[SOURCE DATA start]
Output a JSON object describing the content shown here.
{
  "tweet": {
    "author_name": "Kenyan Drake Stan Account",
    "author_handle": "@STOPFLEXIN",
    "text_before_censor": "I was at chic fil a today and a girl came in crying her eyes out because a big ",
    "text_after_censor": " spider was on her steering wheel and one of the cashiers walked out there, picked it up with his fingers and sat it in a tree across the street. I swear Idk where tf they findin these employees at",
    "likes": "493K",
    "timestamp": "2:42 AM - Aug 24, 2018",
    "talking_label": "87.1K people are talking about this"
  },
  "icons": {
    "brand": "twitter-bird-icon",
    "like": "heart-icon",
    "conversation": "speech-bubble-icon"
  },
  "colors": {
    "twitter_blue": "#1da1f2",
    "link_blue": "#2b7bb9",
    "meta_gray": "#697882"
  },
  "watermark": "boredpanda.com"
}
[SOURCE DATA end]
EXERCISE OBJECTIVE - Your task is to transcribe the material exactly.

RESPONSE -
Output a JSON object describing the content shown here.
{
  "tweet": {
    "author_name": "Kenyan Drake Stan Account",
    "author_handle": "@STOPFLEXIN",
    "text_before_censor": "I was at chic fil a today and a girl came in crying her eyes out because a big ",
    "text_after_censor": " spider was on her steering wheel and one of the cashiers walked out there, picked it up with his fingers and sat it in a tree across the street. I swear Idk where tf they findin these employees at",
    "likes": "493K",
    "timestamp": "2:42 AM - Aug 24, 2018",
    "talking_label": "87.1K people are talking about this"
  },
  "icons": {
    "brand": "twitter-bird-icon",
    "like": "heart-icon",
    "conversation": "speech-bubble-icon"
  },
  "colors": {
    "twitter_blue": "#1da1f2",
    "link_blue": "#2b7bb9",
    "meta_gray": "#697882"
  },
  "watermark": "boredpanda.com"
}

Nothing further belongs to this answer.